## Listed entries
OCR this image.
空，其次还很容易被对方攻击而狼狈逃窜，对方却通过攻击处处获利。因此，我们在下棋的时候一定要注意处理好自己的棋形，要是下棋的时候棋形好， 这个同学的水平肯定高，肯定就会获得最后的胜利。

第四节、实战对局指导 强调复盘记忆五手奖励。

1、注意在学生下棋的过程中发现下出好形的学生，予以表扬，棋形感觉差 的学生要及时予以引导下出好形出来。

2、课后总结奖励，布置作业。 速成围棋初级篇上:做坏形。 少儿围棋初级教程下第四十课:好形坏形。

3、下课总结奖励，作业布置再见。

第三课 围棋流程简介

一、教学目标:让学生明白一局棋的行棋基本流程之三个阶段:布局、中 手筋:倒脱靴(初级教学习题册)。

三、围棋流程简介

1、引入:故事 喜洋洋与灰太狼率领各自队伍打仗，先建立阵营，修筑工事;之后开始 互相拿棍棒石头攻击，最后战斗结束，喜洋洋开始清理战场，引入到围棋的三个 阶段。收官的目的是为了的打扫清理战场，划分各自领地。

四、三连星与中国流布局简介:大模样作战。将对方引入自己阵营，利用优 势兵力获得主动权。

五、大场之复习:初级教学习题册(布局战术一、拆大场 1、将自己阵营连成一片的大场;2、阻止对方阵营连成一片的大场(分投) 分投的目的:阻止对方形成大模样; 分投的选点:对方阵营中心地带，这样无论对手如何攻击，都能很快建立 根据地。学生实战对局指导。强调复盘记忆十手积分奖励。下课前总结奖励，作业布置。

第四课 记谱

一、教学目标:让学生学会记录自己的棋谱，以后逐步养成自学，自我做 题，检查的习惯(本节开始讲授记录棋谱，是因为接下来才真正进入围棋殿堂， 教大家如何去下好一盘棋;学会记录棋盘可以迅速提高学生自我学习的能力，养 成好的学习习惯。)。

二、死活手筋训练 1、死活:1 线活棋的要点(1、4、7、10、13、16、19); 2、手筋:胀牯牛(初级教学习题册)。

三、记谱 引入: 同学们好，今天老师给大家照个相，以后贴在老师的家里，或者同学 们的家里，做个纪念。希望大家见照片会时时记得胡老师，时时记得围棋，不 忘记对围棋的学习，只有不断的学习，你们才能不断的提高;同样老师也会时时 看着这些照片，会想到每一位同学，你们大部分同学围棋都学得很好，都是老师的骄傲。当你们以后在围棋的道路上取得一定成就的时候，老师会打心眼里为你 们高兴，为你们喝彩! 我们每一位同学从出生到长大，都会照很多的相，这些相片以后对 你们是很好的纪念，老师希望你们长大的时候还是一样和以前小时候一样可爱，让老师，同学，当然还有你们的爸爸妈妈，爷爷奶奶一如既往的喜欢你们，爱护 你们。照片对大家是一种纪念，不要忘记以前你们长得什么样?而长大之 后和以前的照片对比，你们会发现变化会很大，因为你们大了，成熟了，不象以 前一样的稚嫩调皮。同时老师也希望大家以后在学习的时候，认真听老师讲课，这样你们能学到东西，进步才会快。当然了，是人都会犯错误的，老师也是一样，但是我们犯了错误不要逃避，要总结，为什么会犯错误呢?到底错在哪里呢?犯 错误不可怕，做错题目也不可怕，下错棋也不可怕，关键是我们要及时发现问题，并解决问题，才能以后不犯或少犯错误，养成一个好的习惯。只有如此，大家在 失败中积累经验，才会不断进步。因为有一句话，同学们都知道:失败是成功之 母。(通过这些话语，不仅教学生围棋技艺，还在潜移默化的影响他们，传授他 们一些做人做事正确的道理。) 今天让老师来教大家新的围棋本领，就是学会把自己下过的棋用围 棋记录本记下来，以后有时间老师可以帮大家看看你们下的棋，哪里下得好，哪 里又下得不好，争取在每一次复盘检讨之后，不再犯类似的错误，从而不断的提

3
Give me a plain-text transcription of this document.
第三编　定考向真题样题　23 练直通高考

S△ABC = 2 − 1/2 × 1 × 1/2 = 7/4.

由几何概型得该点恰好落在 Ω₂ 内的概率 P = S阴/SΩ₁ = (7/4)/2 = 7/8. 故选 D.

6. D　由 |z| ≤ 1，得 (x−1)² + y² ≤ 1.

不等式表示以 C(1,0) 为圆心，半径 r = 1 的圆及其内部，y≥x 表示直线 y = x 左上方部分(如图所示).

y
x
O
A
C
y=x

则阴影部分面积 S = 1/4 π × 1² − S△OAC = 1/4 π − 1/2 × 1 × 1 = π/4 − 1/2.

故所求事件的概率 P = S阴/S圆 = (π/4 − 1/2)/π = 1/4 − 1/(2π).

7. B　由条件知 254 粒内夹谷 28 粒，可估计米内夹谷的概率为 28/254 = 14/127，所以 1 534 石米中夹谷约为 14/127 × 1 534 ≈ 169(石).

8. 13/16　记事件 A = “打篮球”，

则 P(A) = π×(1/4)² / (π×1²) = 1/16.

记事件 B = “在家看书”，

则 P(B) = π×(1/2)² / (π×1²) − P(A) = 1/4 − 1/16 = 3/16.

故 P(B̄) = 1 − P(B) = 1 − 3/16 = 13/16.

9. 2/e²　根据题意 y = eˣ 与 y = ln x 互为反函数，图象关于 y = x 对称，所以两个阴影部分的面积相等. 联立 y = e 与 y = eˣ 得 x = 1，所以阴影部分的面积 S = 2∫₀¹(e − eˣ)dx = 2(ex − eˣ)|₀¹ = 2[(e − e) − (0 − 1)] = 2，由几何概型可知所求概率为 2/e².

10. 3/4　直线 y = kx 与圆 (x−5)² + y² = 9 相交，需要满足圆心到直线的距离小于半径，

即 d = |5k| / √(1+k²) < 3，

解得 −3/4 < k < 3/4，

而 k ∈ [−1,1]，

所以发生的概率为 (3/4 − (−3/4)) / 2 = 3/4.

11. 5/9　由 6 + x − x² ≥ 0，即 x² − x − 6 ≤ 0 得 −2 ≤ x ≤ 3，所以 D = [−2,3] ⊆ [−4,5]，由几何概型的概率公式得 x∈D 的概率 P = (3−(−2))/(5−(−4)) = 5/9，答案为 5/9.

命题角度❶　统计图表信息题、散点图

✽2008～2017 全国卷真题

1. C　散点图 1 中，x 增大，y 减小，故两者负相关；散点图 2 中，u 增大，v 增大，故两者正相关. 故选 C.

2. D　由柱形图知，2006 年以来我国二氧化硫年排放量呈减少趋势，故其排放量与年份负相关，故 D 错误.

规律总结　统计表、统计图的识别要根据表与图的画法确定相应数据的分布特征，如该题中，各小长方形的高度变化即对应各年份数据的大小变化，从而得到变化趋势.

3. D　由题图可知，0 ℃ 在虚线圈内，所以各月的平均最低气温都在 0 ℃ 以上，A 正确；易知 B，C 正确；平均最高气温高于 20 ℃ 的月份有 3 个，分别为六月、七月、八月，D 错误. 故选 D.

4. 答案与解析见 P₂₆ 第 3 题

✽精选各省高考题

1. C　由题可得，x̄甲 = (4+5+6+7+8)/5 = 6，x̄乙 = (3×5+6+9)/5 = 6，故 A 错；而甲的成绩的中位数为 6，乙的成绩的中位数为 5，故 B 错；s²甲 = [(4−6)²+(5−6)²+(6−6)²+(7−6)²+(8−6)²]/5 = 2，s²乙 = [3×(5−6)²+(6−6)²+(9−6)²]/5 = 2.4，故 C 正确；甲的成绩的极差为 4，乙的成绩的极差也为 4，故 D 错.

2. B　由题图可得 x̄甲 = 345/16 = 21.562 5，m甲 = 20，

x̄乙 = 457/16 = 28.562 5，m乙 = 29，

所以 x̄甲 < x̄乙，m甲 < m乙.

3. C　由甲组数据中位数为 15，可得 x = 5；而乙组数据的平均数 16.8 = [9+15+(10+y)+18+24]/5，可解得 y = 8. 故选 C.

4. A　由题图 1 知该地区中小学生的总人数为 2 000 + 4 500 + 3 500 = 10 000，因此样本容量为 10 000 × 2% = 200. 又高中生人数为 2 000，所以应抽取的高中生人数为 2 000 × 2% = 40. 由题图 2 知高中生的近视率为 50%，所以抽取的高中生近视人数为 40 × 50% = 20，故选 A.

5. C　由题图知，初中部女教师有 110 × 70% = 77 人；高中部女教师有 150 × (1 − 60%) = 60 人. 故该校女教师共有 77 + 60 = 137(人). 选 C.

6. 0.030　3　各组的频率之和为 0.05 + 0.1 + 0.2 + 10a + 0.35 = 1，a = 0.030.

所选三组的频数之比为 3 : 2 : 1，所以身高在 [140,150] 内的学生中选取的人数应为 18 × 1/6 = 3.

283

## Given exercise
Scan the data above; copy every line where "初级教学习题册" appears.

## Correct answer
一、教学目标:让学生明白一局棋的行棋基本流程之三个阶段:布局、中 手筋:倒脱靴(初级教学习题册)。
五、大场之复习:初级教学习题册(布局战术一、拆大场 1、将自己阵营连成一片的大场;2、阻止对方阵营连成一片的大场(分投) 分投的目的:阻止对方形成大模样; 分投的选点:对方阵营中心地带，这样无论对手如何攻击，都能很快建立 根据地。学生实战对局指导。强调复盘记忆十手积分奖励。下课前总结奖励，作业布置。
二、死活手筋训练 1、死活:1 线活棋的要点(1、4、7、10、13、16、19); 2、手筋:胀牯牛(初级教学习题册)。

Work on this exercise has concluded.